PAGE EXCERPT »
::::::::
State Correctional Institution – Phoenix
- Location: Skippack Township, Pennsylvania; 40°13′48″N 75°25′12″W﻿ / ﻿40.23000°N 75.42000°W;
- Status: Operational
- Security class: Maximum
- Capacity: 3,830
- Opened: July 9, 2018
- Managed by: Pennsylvania Department of Corrections
- Website: www.cor.pa.gov/Facilities/StatePrisons/Pages/Phoenix.aspx

= State Correctional Institution – Phoenix =

U.S. state prison

The State Correctional Institution – Phoenix (SCI Phoenix) is a state prison in Skippack Township, Montgomery County, Pennsylvania, with a Collegeville postal address, in the Philadelphia metropolitan area. Operated by Pennsylvania Department of Corrections, it was named after the phoenix bird.

It cost $400 million to build, making it the most expensive state prison to be constructed in Pennsylvania history. It has a capacity of 3,830 prisoners, and as of September 2018, its full time workforce numbered 1,200. Heery International designed the facility. It replaced SCI Graterford. Most prisoners are male, located in the East and West sub units, while it has a re-entry unit for female prisoners with a capacity of 192.

The female unit is not in the main prison perimeter. SCI Phoenix is one of two prisons that share Pennsylvania's death row. The Pennsylvania Department of Corrections anticipated that most of the prisoners would be from the area of Philadelphia, and currently SCI Phoenix is the state prison closest to Philadelphia.
::::::::
Element position data »

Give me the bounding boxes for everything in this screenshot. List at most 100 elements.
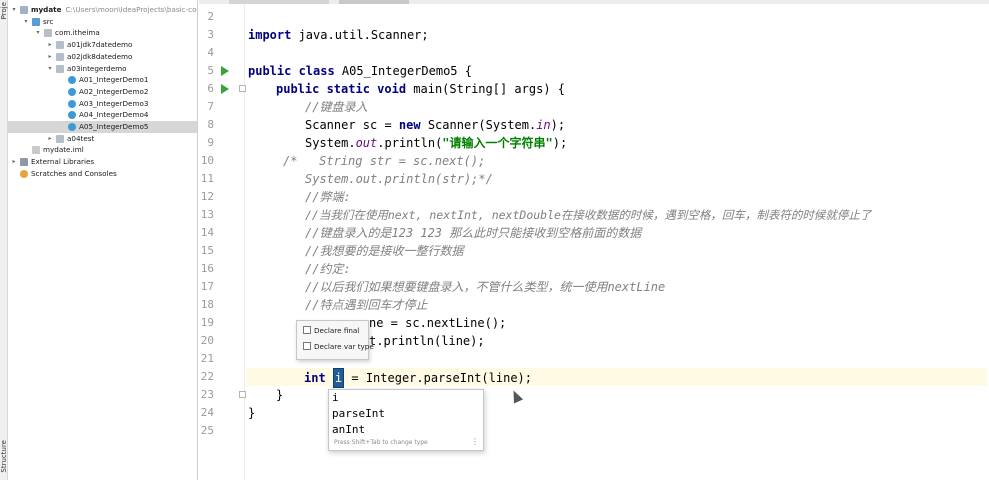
tree-item[interactable]: ▾ com.itheima — [8, 27, 197, 39]
variable-name-selection[interactable]: i — [332, 368, 345, 388]
package-icon — [56, 64, 64, 73]
completion-item-i[interactable]: i — [332, 390, 480, 406]
line-number: 3 — [207, 28, 214, 41]
scratch-icon — [20, 169, 28, 178]
code-line-9: System.out.println("请输入一个字符串"); — [305, 136, 568, 150]
source-folder-icon — [32, 17, 40, 26]
tree-item[interactable]: ▸ a04test — [8, 133, 197, 145]
code-line-15: //我想要的是接收一整行数据 — [305, 244, 464, 258]
tree-item[interactable]: ▸ a02jdk8datedemo — [8, 51, 197, 63]
line-number: 10 — [200, 154, 214, 167]
java-class-icon — [68, 76, 76, 85]
line-number: 24 — [200, 406, 214, 419]
java-class-icon — [68, 99, 76, 108]
tree-item[interactable]: A01_IntegerDemo1 — [8, 74, 197, 86]
line-number: 5 — [207, 64, 214, 77]
tree-item[interactable]: ▸ a01jdk7datedemo — [8, 39, 197, 51]
code-completion-popup: i parseInt anInt Press Shift+Tab to chan… — [328, 389, 484, 451]
line-number: 14 — [200, 226, 214, 239]
declare-final-checkbox[interactable] — [303, 326, 311, 334]
completion-item-anint[interactable]: anInt — [332, 422, 480, 438]
tree-item[interactable]: A03_IntegerDemo3 — [8, 98, 197, 110]
tree-item[interactable]: mydate.iml — [8, 144, 197, 156]
declare-var-type-option[interactable]: Declare var type — [303, 341, 374, 353]
code-editor[interactable]: 2 3 4 5 6 7 8 9 10 11 12 13 14 15 16 17 18 19 20 21 22 23 24 25… — [199, 4, 989, 480]
code-line-13: //当我们在使用next, nextInt, nextDouble在接收数据的时… — [305, 208, 872, 222]
tree-item-label: A05_IntegerDemo5 — [79, 122, 149, 131]
tree-item[interactable]: Scratches and Consoles — [8, 168, 197, 180]
editor-gutter: 2 3 4 5 6 7 8 9 10 11 12 13 14 15 16 17 18 19 20 21 22 23 24 25 — [199, 4, 246, 480]
tree-item-label: A03_IntegerDemo3 — [79, 98, 149, 108]
line-number: 17 — [200, 280, 214, 293]
line-number: 19 — [200, 316, 214, 329]
line-number: 20 — [200, 334, 214, 347]
iml-file-icon — [32, 146, 40, 155]
tree-item-label: a04test — [67, 133, 95, 143]
code-line-12: //弊端: — [305, 190, 351, 204]
completion-item-parseint[interactable]: parseInt — [332, 406, 480, 422]
tree-item-label: Scratches and Consoles — [31, 168, 117, 178]
chevron-down-icon[interactable]: ▾ — [46, 63, 54, 75]
declare-var-type-checkbox[interactable] — [303, 342, 311, 350]
package-icon — [44, 29, 52, 38]
code-line-19: ne = sc.nextLine(); — [369, 316, 507, 330]
tree-item[interactable]: A02_IntegerDemo2 — [8, 86, 197, 98]
structure-tool-tab[interactable]: Structure — [0, 440, 8, 473]
code-line-22: int i = Integer.parseInt(line); — [246, 368, 987, 388]
chevron-right-icon[interactable]: ▸ — [10, 156, 18, 168]
code-line-23: } — [276, 388, 284, 402]
run-gutter-icon[interactable] — [221, 66, 229, 76]
chevron-right-icon[interactable]: ▸ — [46, 39, 54, 51]
library-icon — [20, 158, 28, 167]
code-line-24: } — [248, 406, 256, 420]
line-number: 13 — [200, 208, 214, 221]
tree-item[interactable]: A05_IntegerDemo5 — [8, 121, 197, 133]
tree-item[interactable]: ▾ a03integerdemo — [8, 63, 197, 75]
java-class-icon — [68, 123, 76, 131]
code-line-11: System.out.println(str);*/ — [305, 172, 493, 186]
declare-final-option[interactable]: Declare final — [303, 325, 359, 337]
more-options-icon[interactable]: ⋮ — [471, 437, 479, 446]
code-line-10: /* String str = sc.next(); — [283, 154, 486, 168]
line-number: 2 — [207, 10, 214, 23]
tree-item-label: A02_IntegerDemo2 — [79, 86, 149, 96]
line-number: 11 — [200, 172, 214, 185]
run-gutter-icon[interactable] — [221, 84, 229, 94]
code-line-5: public class A05_IntegerDemo5 { — [248, 64, 472, 78]
tree-item[interactable]: ▸ External Libraries — [8, 156, 197, 168]
line-number: 9 — [207, 136, 214, 149]
chevron-down-icon[interactable]: ▾ — [34, 27, 42, 39]
intention-options-popup: Declare final Declare var type — [296, 320, 374, 360]
code-line-14: //键盘录入的是123 123 那么此时只能接收到空格前面的数据 — [305, 226, 642, 240]
package-icon — [56, 134, 64, 143]
code-line-20: t.println(line); — [369, 334, 485, 348]
package-icon — [56, 41, 64, 50]
tree-item-label: A01_IntegerDemo1 — [79, 75, 149, 85]
tree-item[interactable]: ▾ src — [8, 16, 197, 28]
code-line-16: //约定: — [305, 262, 351, 276]
chevron-right-icon[interactable]: ▸ — [46, 133, 54, 145]
line-number: 6 — [207, 82, 214, 95]
line-number: 25 — [200, 424, 214, 437]
project-tool-tab[interactable]: Proje — [0, 2, 8, 19]
code-line-7: //键盘录入 — [305, 100, 368, 114]
chevron-right-icon[interactable]: ▸ — [46, 51, 54, 63]
code-line-8: Scanner sc = new Scanner(System.in); — [305, 118, 566, 132]
chevron-down-icon[interactable]: ▾ — [22, 16, 30, 28]
fold-marker-icon[interactable] — [239, 391, 246, 398]
completion-hint-text: Press Shift+Tab to change type — [334, 439, 428, 446]
fold-marker-icon[interactable] — [239, 85, 246, 92]
tree-item-label: mydate.iml — [43, 145, 84, 155]
line-number: 18 — [200, 298, 214, 311]
left-tool-strip: Proje Structure — [0, 0, 8, 480]
line-number: 4 — [207, 46, 214, 59]
module-path-hint: C:\Users\moon\IdeaProjects\basic-code — [65, 5, 198, 14]
line-number: 7 — [207, 100, 214, 113]
line-number: 12 — [200, 190, 214, 203]
java-class-icon — [68, 87, 76, 96]
chevron-down-icon[interactable]: ▾ — [10, 4, 18, 16]
tree-item[interactable]: ▾ mydate C:\Users\moon\IdeaProjects\basic-… — [8, 4, 198, 16]
tree-item[interactable]: A04_IntegerDemo4 — [8, 109, 197, 121]
tree-item-label: External Libraries — [31, 157, 95, 167]
code-line-17: //以后我们如果想要键盘录入，不管什么类型，统一使用nextLine — [305, 280, 666, 294]
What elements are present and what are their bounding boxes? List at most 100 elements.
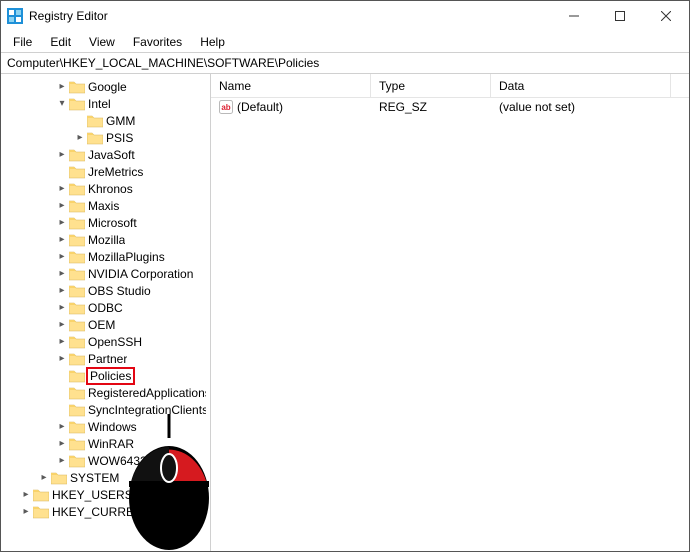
- tree-scroll[interactable]: ▸Google▾IntelGMM▸PSIS▸JavaSoftJreMetrics…: [1, 74, 210, 551]
- tree-item-label: Maxis: [88, 199, 119, 213]
- folder-icon: [69, 352, 85, 366]
- chevron-right-icon[interactable]: ▸: [55, 352, 69, 366]
- menu-file[interactable]: File: [5, 33, 40, 51]
- tree-item[interactable]: ▸MozillaPlugins: [1, 248, 210, 265]
- list-col-name[interactable]: Name: [211, 74, 371, 97]
- tree-item[interactable]: ▸ Khronos: [1, 180, 210, 197]
- tree-item[interactable]: ▸ NVIDIA Corporation: [1, 265, 210, 282]
- chevron-right-icon[interactable]: ▸: [55, 335, 69, 349]
- address-path: Computer\HKEY_LOCAL_MACHINE\SOFTWARE\Pol…: [7, 56, 319, 70]
- chevron-right-icon[interactable]: ▸: [55, 182, 69, 196]
- list-cell-data: (value not set): [491, 100, 671, 114]
- close-button[interactable]: [643, 1, 689, 31]
- maximize-button[interactable]: [597, 1, 643, 31]
- tree-item[interactable]: Policies: [1, 367, 210, 384]
- content-area: ▸Google▾IntelGMM▸PSIS▸JavaSoftJreMetrics…: [1, 74, 689, 551]
- folder-icon: [33, 505, 49, 519]
- folder-icon: [33, 488, 49, 502]
- menu-favorites[interactable]: Favorites: [125, 33, 190, 51]
- tree-item[interactable]: ▸OpenSSH: [1, 333, 210, 350]
- folder-icon: [69, 250, 85, 264]
- chevron-right-icon[interactable]: ▸: [55, 318, 69, 332]
- chevron-right-icon[interactable]: ▸: [55, 437, 69, 451]
- tree-item[interactable]: GMM: [1, 112, 210, 129]
- tree-item[interactable]: ▸ Partner: [1, 350, 210, 367]
- tree-item[interactable]: RegisteredApplications: [1, 384, 210, 401]
- tree-item[interactable]: ▸ HKEY_USERS: [1, 486, 210, 503]
- titlebar: Registry Editor: [1, 1, 689, 31]
- folder-icon: [69, 182, 85, 196]
- tree-item-label: SyncIntegrationClients: [88, 403, 206, 417]
- folder-icon: [69, 165, 85, 179]
- chevron-right-icon[interactable]: ▸: [55, 267, 69, 281]
- chevron-right-icon[interactable]: ▸: [55, 454, 69, 468]
- tree-item-label: Khronos: [88, 182, 133, 196]
- tree-item[interactable]: ▸WOW6432Node: [1, 452, 210, 469]
- chevron-right-icon[interactable]: ▸: [55, 420, 69, 434]
- list-header: Name Type Data: [211, 74, 689, 98]
- tree-item-label: NVIDIA Corporation: [88, 267, 193, 281]
- tree-item[interactable]: ▸ JavaSoft: [1, 146, 210, 163]
- folder-icon: [69, 233, 85, 247]
- chevron-right-icon[interactable]: ▸: [55, 148, 69, 162]
- chevron-down-icon[interactable]: ▾: [55, 97, 69, 111]
- folder-icon: [69, 437, 85, 451]
- chevron-right-icon[interactable]: ▸: [55, 284, 69, 298]
- menu-edit[interactable]: Edit: [42, 33, 79, 51]
- list-pane[interactable]: Name Type Data ab (Default) REG_SZ(value n…: [211, 74, 689, 551]
- chevron-right-icon[interactable]: ▸: [55, 250, 69, 264]
- tree-item[interactable]: ▸OBS Studio: [1, 282, 210, 299]
- folder-icon: [69, 369, 85, 383]
- tree-item[interactable]: ▸OEM: [1, 316, 210, 333]
- list-col-type[interactable]: Type: [371, 74, 491, 97]
- tree-item[interactable]: ▸HKEY_CURRENT_CONFIG: [1, 503, 210, 520]
- chevron-right-icon[interactable]: ▸: [73, 131, 87, 145]
- chevron-right-icon[interactable]: ▸: [55, 199, 69, 213]
- address-bar[interactable]: Computer\HKEY_LOCAL_MACHINE\SOFTWARE\Pol…: [1, 52, 689, 74]
- tree-item[interactable]: ▸Windows: [1, 418, 210, 435]
- folder-icon: [69, 386, 85, 400]
- tree-item-label: HKEY_USERS: [52, 488, 133, 502]
- chevron-right-icon[interactable]: ▸: [55, 216, 69, 230]
- tree-item-label: PSIS: [106, 131, 133, 145]
- registry-editor-window: Registry Editor File Edit View Favorites…: [0, 0, 690, 552]
- chevron-right-icon[interactable]: ▸: [55, 233, 69, 247]
- chevron-right-icon[interactable]: ▸: [55, 80, 69, 94]
- tree-item[interactable]: ▸ Maxis: [1, 197, 210, 214]
- tree-item-label: JavaSoft: [88, 148, 135, 162]
- list-col-data[interactable]: Data: [491, 74, 671, 97]
- window-title: Registry Editor: [29, 9, 551, 23]
- tree-item[interactable]: ▸Mozilla: [1, 231, 210, 248]
- chevron-right-icon[interactable]: ▸: [55, 301, 69, 315]
- folder-icon: [87, 131, 103, 145]
- tree-item-label: Partner: [88, 352, 127, 366]
- tree-pane: ▸Google▾IntelGMM▸PSIS▸JavaSoftJreMetrics…: [1, 74, 211, 551]
- chevron-right-icon[interactable]: ▸: [37, 471, 51, 485]
- tree-item[interactable]: ▸Google: [1, 78, 210, 95]
- tree-item[interactable]: ▾Intel: [1, 95, 210, 112]
- list-row[interactable]: ab (Default) REG_SZ(value not set): [211, 98, 689, 116]
- tree-item-label: GMM: [106, 114, 135, 128]
- tree-item-label: WinRAR: [88, 437, 134, 451]
- folder-icon: [69, 148, 85, 162]
- folder-icon: [69, 301, 85, 315]
- svg-text:ab: ab: [221, 103, 230, 112]
- tree-item[interactable]: ▸ PSIS: [1, 129, 210, 146]
- tree-item[interactable]: JreMetrics: [1, 163, 210, 180]
- folder-icon: [69, 267, 85, 281]
- chevron-right-icon[interactable]: ▸: [19, 505, 33, 519]
- tree-item[interactable]: ▸ WinRAR: [1, 435, 210, 452]
- folder-icon: [69, 335, 85, 349]
- value-name: (Default): [237, 100, 283, 114]
- menu-view[interactable]: View: [81, 33, 123, 51]
- menu-help[interactable]: Help: [192, 33, 233, 51]
- tree-item[interactable]: ▸Microsoft: [1, 214, 210, 231]
- tree-item[interactable]: SyncIntegrationClients: [1, 401, 210, 418]
- tree-item[interactable]: ▸SYSTEM: [1, 469, 210, 486]
- tree-item[interactable]: ▸ODBC: [1, 299, 210, 316]
- chevron-right-icon[interactable]: ▸: [19, 488, 33, 502]
- window-controls: [551, 1, 689, 31]
- list-cell-type: REG_SZ: [371, 100, 491, 114]
- minimize-button[interactable]: [551, 1, 597, 31]
- folder-icon: [69, 318, 85, 332]
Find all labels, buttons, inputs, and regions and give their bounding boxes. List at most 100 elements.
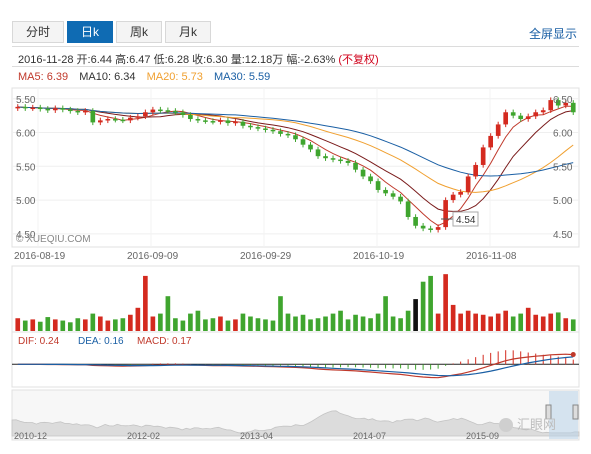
overview-tick: 2015-09 [466, 431, 499, 441]
volume-bar [435, 313, 441, 331]
volume-bar [120, 318, 126, 331]
volume-bar [480, 314, 486, 331]
volume-bar [330, 313, 336, 331]
candle [37, 107, 43, 110]
volume-bar [97, 316, 103, 331]
handle-right-grip[interactable] [572, 404, 579, 420]
dif-endpoint [570, 352, 576, 358]
volume-bar [458, 313, 463, 331]
candles [15, 97, 576, 233]
candle [428, 228, 433, 230]
candle [120, 119, 126, 122]
volume-bar [443, 274, 448, 331]
dif-label: DIF: [18, 336, 37, 347]
volume-bar [113, 319, 118, 331]
candle [338, 159, 343, 162]
volume-bar [67, 322, 73, 331]
candle [22, 106, 28, 109]
candle [97, 120, 103, 123]
candle [533, 112, 539, 117]
volume-bar [465, 310, 471, 331]
logo-text: 汇眼网 [517, 417, 556, 432]
volume-bar [52, 319, 58, 331]
candle [128, 117, 133, 121]
volume-bar [255, 318, 261, 331]
candle [480, 147, 486, 165]
candle [383, 189, 388, 194]
volume-bar [128, 314, 133, 331]
candle [398, 196, 403, 202]
volume-bar [60, 320, 66, 331]
site-logo: 汇眼网 [499, 417, 556, 432]
candle [203, 120, 208, 122]
volume-bar [315, 318, 321, 331]
volume-bar [75, 318, 81, 331]
volume-bar [15, 318, 21, 331]
overview-handle-right[interactable] [572, 404, 579, 420]
dif-line [17, 353, 574, 379]
candle [225, 120, 231, 124]
candle [158, 109, 163, 112]
volume-bar [398, 318, 403, 331]
volume-bar [135, 307, 141, 331]
candle [75, 110, 81, 113]
volume-bar [338, 310, 343, 331]
candle [330, 158, 336, 160]
y-tick-right: 5.00 [553, 196, 573, 207]
candle [173, 110, 178, 113]
dea-value: 0.16 [104, 336, 124, 347]
volume-bar [165, 296, 171, 331]
volume-bar [488, 316, 494, 331]
y-tick-left: 6.00 [16, 129, 36, 140]
candle [105, 119, 111, 121]
candle [458, 191, 463, 195]
candle [82, 110, 88, 113]
volume-bar [158, 313, 163, 331]
volume-bar [570, 319, 576, 331]
volume-bar [375, 313, 381, 331]
y-tick-right: 4.50 [553, 230, 573, 241]
low-marker-label: 4.54 [456, 215, 476, 226]
volume-bar [203, 319, 208, 331]
dif-legend: DIF: 0.24 [18, 336, 60, 347]
candle [375, 181, 381, 190]
volume-bar [270, 320, 276, 331]
candle [450, 194, 456, 201]
stock-chart: 6.505.506.006.005.505.505.005.004.504.50… [11, 87, 580, 441]
candle [270, 129, 276, 132]
volume-bar [300, 314, 306, 331]
candle [518, 115, 524, 120]
x-tick: 2016-09-09 [127, 251, 179, 262]
y-tick-left: 5.50 [16, 162, 36, 173]
candle [525, 116, 531, 120]
volume-bar [45, 317, 51, 331]
candle [308, 144, 313, 150]
candle [218, 120, 223, 122]
volume-bar [510, 316, 516, 331]
candle [405, 201, 411, 217]
overview-tick: 2014-07 [353, 431, 386, 441]
volume-bar [278, 296, 283, 331]
volume-bar [525, 307, 531, 331]
volume-bar [143, 275, 148, 331]
volume-bar [360, 316, 366, 331]
macd-label: MACD: [137, 336, 169, 347]
volume-bar [503, 310, 509, 331]
macd-legend-value: MACD: 0.17 [137, 336, 192, 347]
x-tick: 2016-08-19 [14, 251, 66, 262]
volume-bar [420, 281, 426, 331]
candle [540, 110, 546, 113]
volume-bar [548, 313, 554, 331]
volume-bar [210, 318, 216, 331]
dea-legend: DEA: 0.16 [78, 336, 124, 347]
macd-indicator [12, 350, 579, 379]
candle [293, 135, 298, 140]
candle [210, 121, 216, 123]
volume-bar [188, 313, 193, 331]
volume-bar [225, 320, 231, 331]
overview-tick: 2012-02 [127, 431, 160, 441]
volume-bar [90, 313, 96, 331]
volume-bar [240, 313, 246, 331]
volume-bar [353, 314, 358, 331]
macd-value: 0.17 [172, 336, 192, 347]
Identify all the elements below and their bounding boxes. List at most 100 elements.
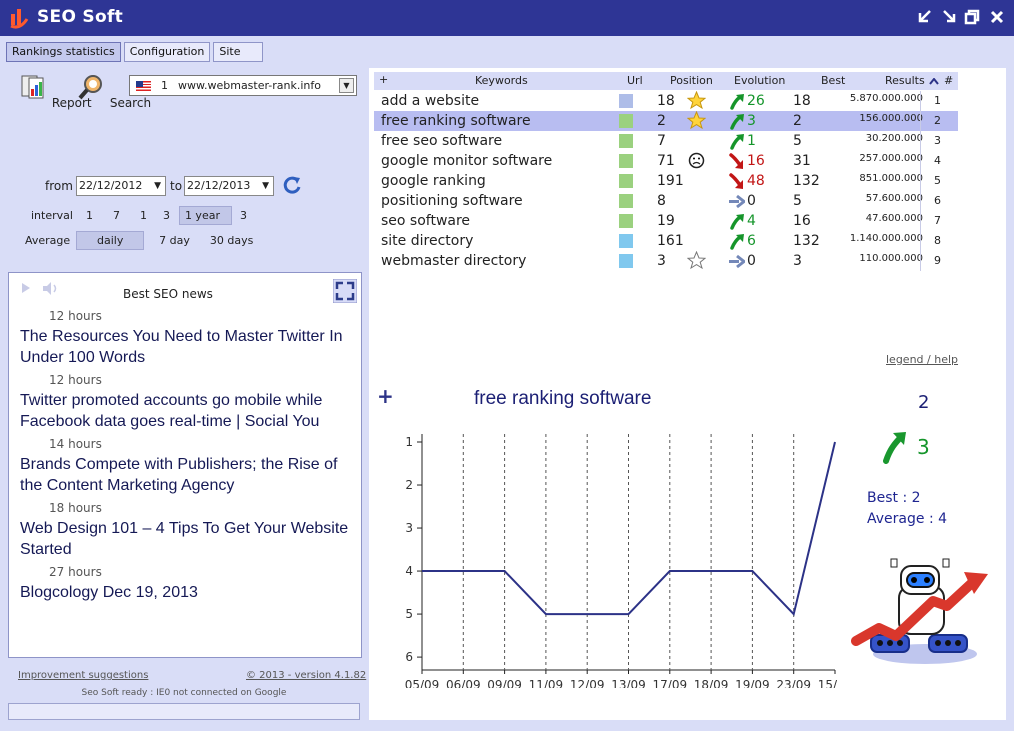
::::::::
REQUIRED TASK A » Please set down the passage of the SCI Phoenix article starting at "U.S. state prison" and ending at "the phoenix bird.", word for word.
REQUIRED TASK B » For each statement, say whether the SCI Phoenix article agrees with it, answering yes or no and quoting the words that decide it: (i) the prison cost $400 million to build; (ii) the female unit lies inside the main prison perimeter; (iii) Heery International designed the facility.
There's no need to consult the records.

RIGHT ANSWER A »
U.S. state prison

The State Correctional Institution – Phoenix (SCI Phoenix) is a state prison in Skippack Township, Montgomery County, Pennsylvania, with a Collegeville postal address, in the Philadelphia metropolitan area. Operated by Pennsylvania Department of Corrections, it was named after the phoenix bird.

RIGHT ANSWER B »
(i) Yes: "It cost $400 million to build"
(ii) No: "The female unit is not in the main prison perimeter."
(iii) Yes: "Heery International designed the facility."